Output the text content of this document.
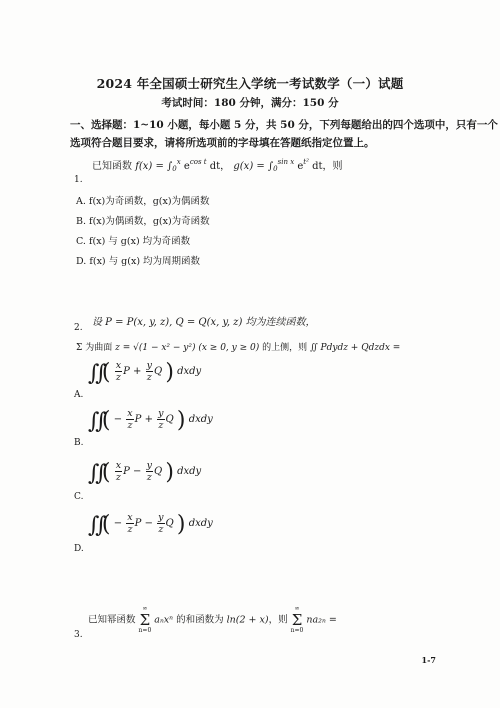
2024 年全国硕士研究生入学统一考试数学（一）试题
考试时间：180 分钟，满分：150 分
一、选择题：1~10 小题，每小题 5 分，共 50 分，下列每题给出的四个选项中，只有一个
选项符合题目要求，请将所选项前的字母填在答题纸指定位置上。
已知函数 $f(x) = \int_0^x$ $e^{cos t}$ dt， $g(x) = \int_0^{sin x}$ $e^{t^2}$ dt，则
1.
A. f(x)为奇函数，g(x)为偶函数
B. f(x)为偶函数，g(x)为奇函数
C. f(x) 与 g(x) 均为奇函数
D. f(x) 与 g(x) 均为周期函数
设 P = P(x, y, z), Q = Q(x, y, z) 均为连续函数，
2.
Σ 为曲面 z = √(1 − x² − y²) (x ≥ 0, y ≥ 0) 的上侧，则 ∬ Pdydz + Qdzdx =
∬ ( $\frac{x}{z}$ $P + \frac{y}{z}$ Q ) dxdy
A.
∬ ( − $\frac{x}{z}$ $P + \frac{y}{z}$ Q ) dxdy
B.
∬ ( $\frac{x}{z}$ $P - \frac{y}{z}$ Q ) dxdy
C.
∬ ( − $\frac{x}{z}$ $P - \frac{y}{z}$ Q ) dxdy
D.
已知幂函数
∞
Σ
n=0
aₙxⁿ 的和函数为 ln(2 + x)，则
∞
Σ
n=0
na₂ₙ =
3.
1-7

Objective:
Write out the data precisely as given, excluding the pictures.

Answer to this problem:
Output the text content of this document.
2024 年全国硕士研究生入学统一考试数学（一）试题
考试时间：180 分钟，满分：150 分
一、选择题：1~10 小题，每小题 5 分，共 50 分，下列每题给出的四个选项中，只有一个
选项符合题目要求，请将所选项前的字母填在答题纸指定位置上。
已知函数 $f(x) = \int_0^x$ $e^{cos t}$ dt， $g(x) = \int_0^{sin x}$ $e^{t^2}$ dt，则
1.
A. f(x)为奇函数，g(x)为偶函数
B. f(x)为偶函数，g(x)为奇函数
C. f(x) 与 g(x) 均为奇函数
D. f(x) 与 g(x) 均为周期函数
设 P = P(x, y, z), Q = Q(x, y, z) 均为连续函数，
2.
Σ 为曲面 z = √(1 − x² − y²) (x ≥ 0, y ≥ 0) 的上侧，则 ∬ Pdydz + Qdzdx =
∬ ( $\frac{x}{z}$ $P + \frac{y}{z}$ Q ) dxdy
A.
∬ ( − $\frac{x}{z}$ $P + \frac{y}{z}$ Q ) dxdy
B.
∬ ( $\frac{x}{z}$ $P - \frac{y}{z}$ Q ) dxdy
C.
∬ ( − $\frac{x}{z}$ $P - \frac{y}{z}$ Q ) dxdy
D.
已知幂函数
∞
Σ
n=0
aₙxⁿ 的和函数为 ln(2 + x)，则
∞
Σ
n=0
na₂ₙ =
3.
1-7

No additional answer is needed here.